> **Document segment**

* Start *

962 F2d 11 United States v. M McKnight

962 F.2d 11

UNITED STATES of America, Plaintiff-Appellee,
v.
Rita M. MCKNIGHT, Defendant-Appellant.

No. 91-2692.

United States Court of Appeals, Seventh Circuit.

Submitted April 24, 1992.*
Decided May 12, 1992.

NOTICE: Seventh Circuit Rule 53(b)(2) states unpublished orders shall not be cited or used as precedent except to support a claim of res judicata, collateral estoppel or law of the case in any federal court within the circuit.

1

Before RIPPLE, and MANION, Circuit Judges, and GRANT, Senior District Judge.**

ORDER

2

Appellant Rita Mae McKnight entered a plea of guilty to two counts of aiding and abetting theft or receipt of stolen mail in violation of 18 U.S.C. §§ 1708 and 2. The district court found the appropriate offense level under the Sentencing Guidelines to be 12, and imposed a sentence of twenty-one months of imprisonment and three years of supervised release. In this appeal of her sentence, Ms. McKnight disputes the court's assessment of a two-point enhancement, pursuant to § 3B1.1(c) of the Guidelines, on the ground that she was an organizer, leader, manager, or supervisor.1

3

The indictment charged Ms. McKnight with five counts of possession of stolen mail. Pleading guilty to Counts I and II, she admitted the unlawful possession of social security checks payable to Andrew Brown and to Lorraine Marciniak that had been stolen from the mail. The offensive conduct described in the plea agreement was a scheme among an adult and several juveniles to steal and to cash the social security checks of elderly persons. In her written statement, Ms. McKnight related that a juvenile, Terrance Neely, stole the mail of social security recipients and brought her the checks; sometimes, however, they stole the checks together. She stated that he would forge the signatures on the checks, and she would sign her own name and cash them. Ms. McKnight admitted that she and Terrance Neely split the proceeds from Mr. Brown's check; she kept all of the cash from the Marciniak check.

4

The appellant objected to the enhancement of her sentence by two levels for her leadership role in the scheme. She insisted that she and Mr. Neely were co-equal partners and that he actually started the scheme. Choosing instead to believe the government's version of the facts, the district court determined that Ms. McKnight's role in the offense was that of an organizer and leader.

II.

5

Our review of the imposition of an adjustment under the Sentencing Guidelines is deferential. This court accepts the district court's findings of fact unless they are clearly erroneous, and gives due deference to its credibility determinations and its application of the Guidelines to the facts. 18 U.S.C. § 3742(e); United States v. Duarte, 950 F.2d 1255, 1262 (7th Cir.1991). Whether the defendant was a supervisor is a question of fact. United States v. Golden, 954 F.2d 1413, 1418 (7th Cir.1992); United States v. Camargo, 908 F.2d 179, 185 (7th Cir.1990). Thus, absent a contention that the district court has misconstrued the Guidelines, we review the court's enhancements under § 3B1.1 for clear error. United States v. Jewel, 947 F.2d 224, 235 (7th Cir.1991). Section 3B1.1(c) requires the sentencing judge to examine the defendant's role solely in the offense of conviction and not in the aggravating conduct. United States v. Rodriguez-Nuez, 919 F.2d 461, 465 (7th Cir.1990); United States v. Tetzlaff, 896 F.2d 1071, 1075 (7th Cir.1990). However, because the determination of a defendant's role is factual, the district court must draw inferences from a variety of data, including information in the presentencing report, in order to reach such a conclusion. United States v. Hernandez, 931 F.2d 16, 17 (7th Cir.1991) (per curiam).

* End *

> **Data**
* Start *

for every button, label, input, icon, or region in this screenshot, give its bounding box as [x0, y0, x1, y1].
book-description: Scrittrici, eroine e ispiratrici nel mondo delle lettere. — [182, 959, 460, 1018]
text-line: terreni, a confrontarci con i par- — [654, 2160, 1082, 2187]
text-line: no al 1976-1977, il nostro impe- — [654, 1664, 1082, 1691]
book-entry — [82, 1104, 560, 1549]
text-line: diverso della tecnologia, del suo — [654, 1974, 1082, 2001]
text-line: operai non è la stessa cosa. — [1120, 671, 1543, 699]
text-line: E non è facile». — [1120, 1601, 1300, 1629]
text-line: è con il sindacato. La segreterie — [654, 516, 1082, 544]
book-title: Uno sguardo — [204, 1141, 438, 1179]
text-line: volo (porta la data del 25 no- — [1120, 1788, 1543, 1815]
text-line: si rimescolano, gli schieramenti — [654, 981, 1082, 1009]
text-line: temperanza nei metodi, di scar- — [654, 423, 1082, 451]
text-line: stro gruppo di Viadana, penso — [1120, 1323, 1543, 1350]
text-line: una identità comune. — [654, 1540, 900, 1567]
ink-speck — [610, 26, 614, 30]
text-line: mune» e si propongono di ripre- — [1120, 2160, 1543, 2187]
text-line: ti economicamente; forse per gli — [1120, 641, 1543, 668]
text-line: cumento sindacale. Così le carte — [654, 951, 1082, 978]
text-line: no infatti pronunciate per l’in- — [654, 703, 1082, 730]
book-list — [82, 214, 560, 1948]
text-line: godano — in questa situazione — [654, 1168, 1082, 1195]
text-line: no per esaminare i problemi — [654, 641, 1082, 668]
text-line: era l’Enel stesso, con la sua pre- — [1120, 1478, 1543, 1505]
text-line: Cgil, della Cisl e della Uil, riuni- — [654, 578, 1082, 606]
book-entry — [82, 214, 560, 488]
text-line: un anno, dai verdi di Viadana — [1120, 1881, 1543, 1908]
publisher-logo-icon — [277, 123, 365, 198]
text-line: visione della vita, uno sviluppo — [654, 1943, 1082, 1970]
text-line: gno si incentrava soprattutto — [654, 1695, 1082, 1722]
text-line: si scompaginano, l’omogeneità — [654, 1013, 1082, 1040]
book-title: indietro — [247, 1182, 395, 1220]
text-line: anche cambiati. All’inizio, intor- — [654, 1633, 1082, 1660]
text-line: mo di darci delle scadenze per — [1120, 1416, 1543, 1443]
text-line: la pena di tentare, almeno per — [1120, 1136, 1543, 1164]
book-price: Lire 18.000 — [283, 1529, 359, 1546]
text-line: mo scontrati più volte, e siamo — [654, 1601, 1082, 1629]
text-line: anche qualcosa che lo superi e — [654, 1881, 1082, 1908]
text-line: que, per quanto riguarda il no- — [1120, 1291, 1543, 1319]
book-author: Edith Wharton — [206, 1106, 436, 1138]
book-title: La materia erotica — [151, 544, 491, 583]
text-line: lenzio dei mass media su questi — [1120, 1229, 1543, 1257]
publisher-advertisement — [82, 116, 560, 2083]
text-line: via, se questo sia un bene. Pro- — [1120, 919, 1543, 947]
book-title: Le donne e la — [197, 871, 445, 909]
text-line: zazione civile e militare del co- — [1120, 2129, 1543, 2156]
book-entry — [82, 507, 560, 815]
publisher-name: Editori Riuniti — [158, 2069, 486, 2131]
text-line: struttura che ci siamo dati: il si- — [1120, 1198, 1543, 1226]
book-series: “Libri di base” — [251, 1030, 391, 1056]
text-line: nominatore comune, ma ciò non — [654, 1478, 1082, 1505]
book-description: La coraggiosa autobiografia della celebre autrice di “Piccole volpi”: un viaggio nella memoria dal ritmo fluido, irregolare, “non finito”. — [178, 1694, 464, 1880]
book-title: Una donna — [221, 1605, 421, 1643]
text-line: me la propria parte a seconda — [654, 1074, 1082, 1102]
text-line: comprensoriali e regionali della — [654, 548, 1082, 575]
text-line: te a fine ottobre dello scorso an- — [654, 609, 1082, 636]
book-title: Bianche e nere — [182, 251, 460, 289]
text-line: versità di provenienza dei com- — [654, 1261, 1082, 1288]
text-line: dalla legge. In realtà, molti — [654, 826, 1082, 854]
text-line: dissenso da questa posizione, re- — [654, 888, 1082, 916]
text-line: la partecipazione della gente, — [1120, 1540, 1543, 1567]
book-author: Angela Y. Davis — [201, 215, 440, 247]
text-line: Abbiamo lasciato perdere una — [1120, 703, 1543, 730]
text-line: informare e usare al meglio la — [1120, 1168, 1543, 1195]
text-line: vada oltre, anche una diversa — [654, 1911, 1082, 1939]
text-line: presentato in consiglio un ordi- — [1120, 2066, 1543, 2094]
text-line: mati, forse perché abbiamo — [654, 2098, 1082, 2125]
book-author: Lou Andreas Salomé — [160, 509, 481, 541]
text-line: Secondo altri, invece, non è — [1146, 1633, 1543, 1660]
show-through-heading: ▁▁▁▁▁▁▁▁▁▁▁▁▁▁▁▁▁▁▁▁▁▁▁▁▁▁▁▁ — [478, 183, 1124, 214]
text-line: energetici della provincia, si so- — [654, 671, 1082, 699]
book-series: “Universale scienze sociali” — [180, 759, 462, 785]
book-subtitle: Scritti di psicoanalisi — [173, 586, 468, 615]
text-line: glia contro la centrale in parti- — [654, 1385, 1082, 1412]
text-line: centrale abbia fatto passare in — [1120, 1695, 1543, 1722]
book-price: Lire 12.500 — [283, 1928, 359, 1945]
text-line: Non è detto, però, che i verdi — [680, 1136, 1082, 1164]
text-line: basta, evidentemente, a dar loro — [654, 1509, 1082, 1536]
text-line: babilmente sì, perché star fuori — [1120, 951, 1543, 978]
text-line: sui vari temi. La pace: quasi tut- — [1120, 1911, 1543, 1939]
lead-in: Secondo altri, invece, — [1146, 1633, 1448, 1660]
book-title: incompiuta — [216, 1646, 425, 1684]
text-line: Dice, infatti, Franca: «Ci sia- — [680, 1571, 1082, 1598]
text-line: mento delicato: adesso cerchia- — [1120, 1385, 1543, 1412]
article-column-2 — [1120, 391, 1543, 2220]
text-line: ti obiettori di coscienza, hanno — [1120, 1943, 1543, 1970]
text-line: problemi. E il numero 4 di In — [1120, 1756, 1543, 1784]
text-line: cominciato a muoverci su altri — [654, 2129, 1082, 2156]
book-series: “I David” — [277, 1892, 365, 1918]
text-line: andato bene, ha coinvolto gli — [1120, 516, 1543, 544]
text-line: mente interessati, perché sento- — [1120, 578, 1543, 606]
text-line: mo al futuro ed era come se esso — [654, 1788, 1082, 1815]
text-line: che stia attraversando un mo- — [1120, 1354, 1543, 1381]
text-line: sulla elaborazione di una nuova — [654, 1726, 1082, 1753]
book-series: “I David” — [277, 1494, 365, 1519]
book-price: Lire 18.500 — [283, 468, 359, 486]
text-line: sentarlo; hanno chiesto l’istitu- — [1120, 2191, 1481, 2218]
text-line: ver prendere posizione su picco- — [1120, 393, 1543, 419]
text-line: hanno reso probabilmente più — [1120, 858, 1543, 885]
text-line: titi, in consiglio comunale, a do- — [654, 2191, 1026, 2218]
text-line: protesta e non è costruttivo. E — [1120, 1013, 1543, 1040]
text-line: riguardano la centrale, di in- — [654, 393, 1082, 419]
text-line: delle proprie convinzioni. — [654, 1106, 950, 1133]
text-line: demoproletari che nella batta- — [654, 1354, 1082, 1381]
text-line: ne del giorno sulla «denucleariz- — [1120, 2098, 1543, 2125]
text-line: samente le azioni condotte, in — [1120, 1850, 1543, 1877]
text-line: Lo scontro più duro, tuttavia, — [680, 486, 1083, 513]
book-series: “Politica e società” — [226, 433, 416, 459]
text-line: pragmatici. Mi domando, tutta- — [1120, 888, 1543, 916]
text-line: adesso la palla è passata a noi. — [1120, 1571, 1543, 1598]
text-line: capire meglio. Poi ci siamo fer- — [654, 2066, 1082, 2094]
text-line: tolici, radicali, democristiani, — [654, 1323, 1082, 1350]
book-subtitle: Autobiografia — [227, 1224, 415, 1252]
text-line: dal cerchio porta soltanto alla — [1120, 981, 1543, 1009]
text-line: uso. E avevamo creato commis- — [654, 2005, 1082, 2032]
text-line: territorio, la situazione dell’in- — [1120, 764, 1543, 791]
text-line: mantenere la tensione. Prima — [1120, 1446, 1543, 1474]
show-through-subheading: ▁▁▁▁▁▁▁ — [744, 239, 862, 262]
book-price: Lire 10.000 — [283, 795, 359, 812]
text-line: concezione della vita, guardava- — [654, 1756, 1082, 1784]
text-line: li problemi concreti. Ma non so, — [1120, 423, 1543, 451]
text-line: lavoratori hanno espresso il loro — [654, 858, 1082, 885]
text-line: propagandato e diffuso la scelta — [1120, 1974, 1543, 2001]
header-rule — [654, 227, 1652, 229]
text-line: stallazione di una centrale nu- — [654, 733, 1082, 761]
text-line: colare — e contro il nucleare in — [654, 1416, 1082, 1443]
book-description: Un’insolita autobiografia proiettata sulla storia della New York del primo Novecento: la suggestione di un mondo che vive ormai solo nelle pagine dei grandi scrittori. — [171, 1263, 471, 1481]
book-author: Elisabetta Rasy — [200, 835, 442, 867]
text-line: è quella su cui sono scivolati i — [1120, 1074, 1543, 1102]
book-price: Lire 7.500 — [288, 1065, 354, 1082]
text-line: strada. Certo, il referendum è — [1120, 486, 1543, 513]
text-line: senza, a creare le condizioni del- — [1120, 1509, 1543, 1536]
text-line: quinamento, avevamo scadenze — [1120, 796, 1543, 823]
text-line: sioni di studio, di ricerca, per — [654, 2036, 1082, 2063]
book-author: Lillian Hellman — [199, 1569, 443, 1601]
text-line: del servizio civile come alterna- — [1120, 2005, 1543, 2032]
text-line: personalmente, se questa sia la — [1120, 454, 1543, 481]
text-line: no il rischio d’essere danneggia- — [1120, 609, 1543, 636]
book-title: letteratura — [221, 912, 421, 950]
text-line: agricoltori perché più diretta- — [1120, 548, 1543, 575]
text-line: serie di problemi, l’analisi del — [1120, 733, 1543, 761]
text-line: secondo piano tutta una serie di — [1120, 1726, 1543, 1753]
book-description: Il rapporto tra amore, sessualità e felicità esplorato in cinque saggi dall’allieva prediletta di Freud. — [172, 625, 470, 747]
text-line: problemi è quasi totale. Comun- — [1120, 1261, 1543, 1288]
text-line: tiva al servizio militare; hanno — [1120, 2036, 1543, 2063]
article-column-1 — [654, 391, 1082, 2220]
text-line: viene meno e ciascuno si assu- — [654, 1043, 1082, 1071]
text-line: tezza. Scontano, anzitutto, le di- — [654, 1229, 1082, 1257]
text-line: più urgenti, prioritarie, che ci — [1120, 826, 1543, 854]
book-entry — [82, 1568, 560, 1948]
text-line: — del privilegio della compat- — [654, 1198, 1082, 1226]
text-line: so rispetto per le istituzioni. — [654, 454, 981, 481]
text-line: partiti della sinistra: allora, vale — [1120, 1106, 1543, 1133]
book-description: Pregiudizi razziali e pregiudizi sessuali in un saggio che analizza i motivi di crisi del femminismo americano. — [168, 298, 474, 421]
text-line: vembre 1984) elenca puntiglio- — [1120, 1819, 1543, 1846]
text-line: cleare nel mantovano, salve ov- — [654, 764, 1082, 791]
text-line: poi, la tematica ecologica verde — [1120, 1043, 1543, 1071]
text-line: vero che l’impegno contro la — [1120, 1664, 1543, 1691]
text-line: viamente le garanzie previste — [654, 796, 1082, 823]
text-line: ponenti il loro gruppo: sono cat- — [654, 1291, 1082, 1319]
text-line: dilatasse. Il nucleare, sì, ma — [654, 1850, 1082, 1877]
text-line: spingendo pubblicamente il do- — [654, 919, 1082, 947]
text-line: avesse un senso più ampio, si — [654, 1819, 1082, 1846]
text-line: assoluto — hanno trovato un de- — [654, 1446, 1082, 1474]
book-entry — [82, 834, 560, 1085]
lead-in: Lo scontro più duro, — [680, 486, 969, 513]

* End *
* Start *

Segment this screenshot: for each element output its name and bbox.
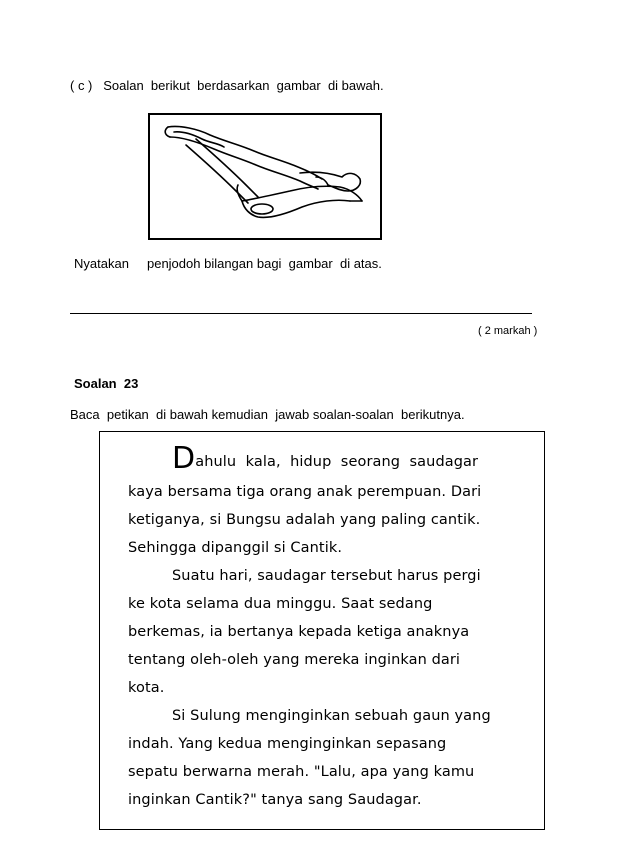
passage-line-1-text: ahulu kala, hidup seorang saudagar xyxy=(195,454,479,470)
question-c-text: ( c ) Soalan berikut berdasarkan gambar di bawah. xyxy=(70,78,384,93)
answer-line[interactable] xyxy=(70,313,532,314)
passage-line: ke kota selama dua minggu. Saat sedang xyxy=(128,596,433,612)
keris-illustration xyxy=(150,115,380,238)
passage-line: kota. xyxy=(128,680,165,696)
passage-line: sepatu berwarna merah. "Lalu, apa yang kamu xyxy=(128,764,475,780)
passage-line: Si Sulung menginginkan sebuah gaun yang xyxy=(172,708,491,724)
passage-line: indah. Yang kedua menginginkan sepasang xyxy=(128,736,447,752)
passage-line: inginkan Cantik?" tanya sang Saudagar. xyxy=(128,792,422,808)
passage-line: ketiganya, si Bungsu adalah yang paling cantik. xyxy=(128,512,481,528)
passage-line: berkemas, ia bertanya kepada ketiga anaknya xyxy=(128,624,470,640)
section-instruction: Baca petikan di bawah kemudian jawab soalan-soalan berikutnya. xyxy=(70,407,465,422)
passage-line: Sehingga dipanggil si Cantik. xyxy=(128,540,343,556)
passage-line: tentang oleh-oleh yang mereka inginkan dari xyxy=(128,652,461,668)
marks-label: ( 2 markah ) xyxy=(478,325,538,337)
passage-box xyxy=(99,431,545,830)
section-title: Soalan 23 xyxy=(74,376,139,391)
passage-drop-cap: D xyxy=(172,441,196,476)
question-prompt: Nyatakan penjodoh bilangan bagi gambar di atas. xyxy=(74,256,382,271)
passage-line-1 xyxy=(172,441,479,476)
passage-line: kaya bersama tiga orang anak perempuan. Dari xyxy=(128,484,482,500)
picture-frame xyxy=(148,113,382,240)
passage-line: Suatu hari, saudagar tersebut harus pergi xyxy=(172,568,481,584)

* End *

> **Task set**
1. Reproduce the part of the McKnight order starting at "The appellant objected" and ending at "organizer and leader.".
2. Using the McKnight order, decide whether each statement agrees with it: (a) McKnight pleaded guilty to five counts of possession of stolen mail; (b) the district court imposed twenty-one months of imprisonment; (c) McKnight kept all of the cash from Mr. Brown's check. For each, give yes or no and quote the words of the order that decide it.
3. Write what comes next in the McKnight order, picking up after its final sentence.
The entries can be ignored.

> **Written responses**
1.
The appellant objected to the enhancement of her sentence by two levels for her leadership role in the scheme. She insisted that she and Mr. Neely were co-equal partners and that he actually started the scheme. Choosing instead to believe the government's version of the facts, the district court determined that Ms. McKnight's role in the offense was that of an organizer and leader.

2.
(a) No: "entered a plea of guilty to two counts of aiding and abetting theft or receipt of stolen mail"
(b) Yes: "imposed a sentence of twenty-one months of imprisonment and three years of supervised release"
(c) No: "she and Terrance Neely split the proceeds from Mr. Brown's check"

3.
A.

6

The district court did properly consider Ms. McKnight's role in the unlawful possession of social security checks. Weighing the conflicting evidence presented by Ms. McKnight and the government, it found the government's version to be more credible.

7

The court simply finds it enormously improbable that Ms. McKnight, who once was placed on pretrial diversion for uttering U.S. Treasury checks and possession of stolen mail, simply was drawn into a plot hatched by a juvenile or that she, a 38-year-old adult, was only an equal partner with the juvenile.

8

Order of July 16, 1991 at 3-4. Noting that she recruited one or more juveniles to steal and cash checks, directed the scheme, and allocated the proceeds, it then held that the defendant was an organizer and leader. Id. at 4.

9

Our review reveals that the district court's determination was not clearly erroneous. The subject of the offense of conviction was the social security checks. The evidence, including the appellant's own statement in the plea agreement, showed that Ms. McKnight was the recipient and possessor of the stolen checks, whether she or a juvenile took them from the mailboxes. Her home was the contact location where stolen checks were brought. She was the key figure in cashing the checks and determining how the proceeds would be divided. See United States v. Cochran, 955 F.2d 1116, 1124-25 (7th Cir.1992). The record amply supports a two-level enhancement for Ms. McKnight's leadership role.

10

Ms. McKnight's additional contention that Terrance Neely was the motivating force in establishing the scheme is meritless. Guideline § 3B1.1(c) does not require the defendant to be the "creator" of the scheme, but rather the leader of it. United States v. Brown, 900 F.2d 1098, 1102 (7th Cir.1990). Moreover, she provides no support for her allegation that she and Neely played equal roles. Without such support, we refuse to hold that the district court's finding that Ms. McKnight managed the mail theft scheme was clearly erroneous. See United States v. Lewis, 954 F.2d 1386, 1396 (7th Cir.1992).

11

The government offered in evidence a sworn statement by Terrance Neely, the juvenile who participated in the scheme to steal and to cash the Brown and Marciniak checks. Ms. McKnight contends that the court erred in considering his statement, for it identifies Ms. McKnight as the one who stole the two checks described in Counts I and II, and Mr. Neely as the one who merely forged them. Because there is no evidence that Mr. Neely participated in the actual theft for which Ms. McKnight pleaded guilty, she argues, his statement is insufficient to support the court's conclusion that he participated in the unlawful possession of the social security checks.

12

Ms. McKnight's position is surprising, since her written statement in the plea agreement provides the evidence that Mr. Neely stole the two checks at issue and brought them to her. Of course, Mr. Neely's statement named Ms. McKnight as the thief (although he admits that he was present when she stole them from the mail boxes). Since each one accused the other of the thefts, the district court properly weighed the conflicting evidence and found that the government's version (based on Neely's affidavit) was more plausible than Ms. McKnight's.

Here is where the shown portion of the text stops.